• MATERIAL FOR THIS TASK
::::::

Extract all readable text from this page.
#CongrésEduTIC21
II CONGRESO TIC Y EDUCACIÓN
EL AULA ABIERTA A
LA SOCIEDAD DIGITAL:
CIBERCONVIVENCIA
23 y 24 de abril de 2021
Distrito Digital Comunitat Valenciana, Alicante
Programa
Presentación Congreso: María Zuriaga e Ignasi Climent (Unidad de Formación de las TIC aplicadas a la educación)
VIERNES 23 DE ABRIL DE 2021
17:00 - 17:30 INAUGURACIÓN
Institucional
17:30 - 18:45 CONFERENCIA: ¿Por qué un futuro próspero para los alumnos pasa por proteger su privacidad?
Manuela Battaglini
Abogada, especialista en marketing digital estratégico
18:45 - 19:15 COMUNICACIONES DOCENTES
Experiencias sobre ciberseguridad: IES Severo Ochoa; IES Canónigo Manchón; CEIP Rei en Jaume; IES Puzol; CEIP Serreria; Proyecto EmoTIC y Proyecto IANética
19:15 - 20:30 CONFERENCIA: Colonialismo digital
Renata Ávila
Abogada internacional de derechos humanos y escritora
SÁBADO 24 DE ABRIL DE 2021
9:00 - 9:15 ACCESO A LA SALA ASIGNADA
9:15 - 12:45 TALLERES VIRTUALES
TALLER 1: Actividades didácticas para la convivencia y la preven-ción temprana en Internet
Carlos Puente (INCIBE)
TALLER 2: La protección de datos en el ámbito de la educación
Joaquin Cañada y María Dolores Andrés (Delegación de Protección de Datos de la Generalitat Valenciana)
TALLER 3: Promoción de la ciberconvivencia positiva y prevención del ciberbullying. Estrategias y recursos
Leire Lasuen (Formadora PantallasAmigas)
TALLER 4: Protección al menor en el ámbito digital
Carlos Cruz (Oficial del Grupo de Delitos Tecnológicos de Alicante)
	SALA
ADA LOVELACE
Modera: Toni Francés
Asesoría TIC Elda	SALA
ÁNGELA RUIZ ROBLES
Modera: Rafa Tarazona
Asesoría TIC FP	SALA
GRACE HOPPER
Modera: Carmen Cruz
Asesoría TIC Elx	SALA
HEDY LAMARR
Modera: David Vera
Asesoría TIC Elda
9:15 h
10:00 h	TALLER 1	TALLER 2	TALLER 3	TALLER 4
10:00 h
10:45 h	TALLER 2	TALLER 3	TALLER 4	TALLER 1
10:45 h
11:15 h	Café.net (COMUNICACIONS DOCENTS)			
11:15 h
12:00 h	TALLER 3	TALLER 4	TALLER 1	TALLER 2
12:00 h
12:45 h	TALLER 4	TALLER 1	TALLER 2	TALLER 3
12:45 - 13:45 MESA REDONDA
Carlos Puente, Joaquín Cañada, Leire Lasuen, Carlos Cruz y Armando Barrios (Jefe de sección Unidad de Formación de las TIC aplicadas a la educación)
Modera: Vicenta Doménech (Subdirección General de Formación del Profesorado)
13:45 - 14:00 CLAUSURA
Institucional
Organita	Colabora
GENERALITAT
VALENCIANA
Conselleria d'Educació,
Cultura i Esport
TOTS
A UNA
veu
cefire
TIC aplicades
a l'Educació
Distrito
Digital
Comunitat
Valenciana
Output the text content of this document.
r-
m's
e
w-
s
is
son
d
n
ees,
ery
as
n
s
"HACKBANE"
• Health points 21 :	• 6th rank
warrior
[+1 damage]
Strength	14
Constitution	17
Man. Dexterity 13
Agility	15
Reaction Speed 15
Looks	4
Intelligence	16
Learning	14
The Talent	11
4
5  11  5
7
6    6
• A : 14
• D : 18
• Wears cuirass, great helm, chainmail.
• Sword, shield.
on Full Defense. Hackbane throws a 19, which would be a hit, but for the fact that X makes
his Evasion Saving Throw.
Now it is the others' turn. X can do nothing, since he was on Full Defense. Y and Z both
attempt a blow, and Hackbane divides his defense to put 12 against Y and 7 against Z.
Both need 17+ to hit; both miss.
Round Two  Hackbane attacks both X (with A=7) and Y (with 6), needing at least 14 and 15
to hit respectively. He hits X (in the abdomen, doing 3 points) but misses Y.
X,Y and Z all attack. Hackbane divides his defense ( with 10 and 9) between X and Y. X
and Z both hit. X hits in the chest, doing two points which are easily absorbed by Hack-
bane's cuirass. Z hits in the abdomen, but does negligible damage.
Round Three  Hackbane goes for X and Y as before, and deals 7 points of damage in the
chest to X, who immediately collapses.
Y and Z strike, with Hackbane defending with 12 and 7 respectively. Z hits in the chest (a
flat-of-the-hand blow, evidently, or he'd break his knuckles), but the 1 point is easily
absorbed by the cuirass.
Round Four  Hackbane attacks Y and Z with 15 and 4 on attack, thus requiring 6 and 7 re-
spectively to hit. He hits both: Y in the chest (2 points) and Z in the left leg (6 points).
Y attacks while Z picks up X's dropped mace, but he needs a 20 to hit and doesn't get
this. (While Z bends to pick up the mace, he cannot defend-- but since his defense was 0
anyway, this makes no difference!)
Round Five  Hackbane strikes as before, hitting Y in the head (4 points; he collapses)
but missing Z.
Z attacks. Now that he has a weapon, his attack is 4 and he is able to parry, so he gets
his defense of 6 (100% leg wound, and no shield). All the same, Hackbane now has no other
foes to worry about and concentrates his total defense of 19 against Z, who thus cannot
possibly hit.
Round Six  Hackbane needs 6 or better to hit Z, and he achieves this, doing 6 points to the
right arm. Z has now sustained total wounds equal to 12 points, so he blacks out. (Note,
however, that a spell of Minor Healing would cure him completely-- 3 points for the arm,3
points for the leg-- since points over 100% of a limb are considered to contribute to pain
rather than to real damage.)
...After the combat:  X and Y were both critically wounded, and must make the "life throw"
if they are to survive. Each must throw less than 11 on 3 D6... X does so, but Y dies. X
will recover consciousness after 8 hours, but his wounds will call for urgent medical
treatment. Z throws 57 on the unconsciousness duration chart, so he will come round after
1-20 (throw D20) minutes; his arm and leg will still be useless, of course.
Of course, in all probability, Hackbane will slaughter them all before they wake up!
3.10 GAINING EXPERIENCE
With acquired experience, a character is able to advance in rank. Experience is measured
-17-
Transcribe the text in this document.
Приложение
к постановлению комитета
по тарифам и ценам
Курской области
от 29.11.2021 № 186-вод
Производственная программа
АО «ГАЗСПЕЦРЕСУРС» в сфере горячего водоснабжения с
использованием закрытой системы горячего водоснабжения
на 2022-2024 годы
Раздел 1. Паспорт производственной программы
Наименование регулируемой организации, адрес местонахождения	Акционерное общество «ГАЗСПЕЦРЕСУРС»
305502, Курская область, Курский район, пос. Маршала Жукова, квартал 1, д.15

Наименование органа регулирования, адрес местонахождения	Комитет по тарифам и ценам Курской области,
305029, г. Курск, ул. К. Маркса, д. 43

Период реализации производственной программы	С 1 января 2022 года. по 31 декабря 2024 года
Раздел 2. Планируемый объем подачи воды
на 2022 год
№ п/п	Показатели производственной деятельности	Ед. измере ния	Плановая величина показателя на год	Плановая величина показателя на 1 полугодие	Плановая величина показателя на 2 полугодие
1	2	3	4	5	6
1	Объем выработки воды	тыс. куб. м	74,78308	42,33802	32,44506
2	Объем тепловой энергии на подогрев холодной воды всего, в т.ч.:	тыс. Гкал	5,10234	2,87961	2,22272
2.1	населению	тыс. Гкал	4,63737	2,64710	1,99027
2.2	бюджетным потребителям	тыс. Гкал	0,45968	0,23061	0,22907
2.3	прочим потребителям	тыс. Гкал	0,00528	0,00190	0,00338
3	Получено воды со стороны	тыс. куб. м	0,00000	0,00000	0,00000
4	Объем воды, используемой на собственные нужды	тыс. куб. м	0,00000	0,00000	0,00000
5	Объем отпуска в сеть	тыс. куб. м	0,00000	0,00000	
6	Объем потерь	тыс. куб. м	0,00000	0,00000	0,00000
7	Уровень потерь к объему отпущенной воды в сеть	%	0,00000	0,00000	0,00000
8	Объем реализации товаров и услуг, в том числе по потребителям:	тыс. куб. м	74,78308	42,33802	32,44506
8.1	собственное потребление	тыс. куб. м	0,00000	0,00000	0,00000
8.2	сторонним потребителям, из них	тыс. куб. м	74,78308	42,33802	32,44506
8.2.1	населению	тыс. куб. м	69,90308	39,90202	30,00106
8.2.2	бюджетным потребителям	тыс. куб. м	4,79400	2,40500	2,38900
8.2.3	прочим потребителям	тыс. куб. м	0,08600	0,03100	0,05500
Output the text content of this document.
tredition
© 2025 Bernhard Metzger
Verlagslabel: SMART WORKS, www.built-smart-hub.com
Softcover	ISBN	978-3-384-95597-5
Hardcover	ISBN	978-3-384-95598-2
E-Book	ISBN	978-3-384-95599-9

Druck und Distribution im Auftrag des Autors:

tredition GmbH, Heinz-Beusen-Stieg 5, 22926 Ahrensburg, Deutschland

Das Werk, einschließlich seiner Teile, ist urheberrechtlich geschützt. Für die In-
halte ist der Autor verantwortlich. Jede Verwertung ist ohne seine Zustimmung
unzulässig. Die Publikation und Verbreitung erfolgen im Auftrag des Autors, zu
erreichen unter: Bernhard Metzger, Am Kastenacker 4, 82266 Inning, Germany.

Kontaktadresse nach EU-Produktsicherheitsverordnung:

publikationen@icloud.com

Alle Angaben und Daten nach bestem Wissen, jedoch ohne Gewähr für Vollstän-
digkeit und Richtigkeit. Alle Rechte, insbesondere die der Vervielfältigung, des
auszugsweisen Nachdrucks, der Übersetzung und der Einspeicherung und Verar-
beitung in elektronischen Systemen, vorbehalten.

::::::

• REQUIRED TASK
Which lines contain "that"? Copy each of them out.

• TASK RESPONSE
on Full Defense. Hackbane throws a 19, which would be a hit, but for the fact that X makes
Z attacks. Now that he has a weapon, his attack is 4 and he is able to parry, so he gets
however, that a spell of Minor Healing would cure him completely-- 3 points for the arm,3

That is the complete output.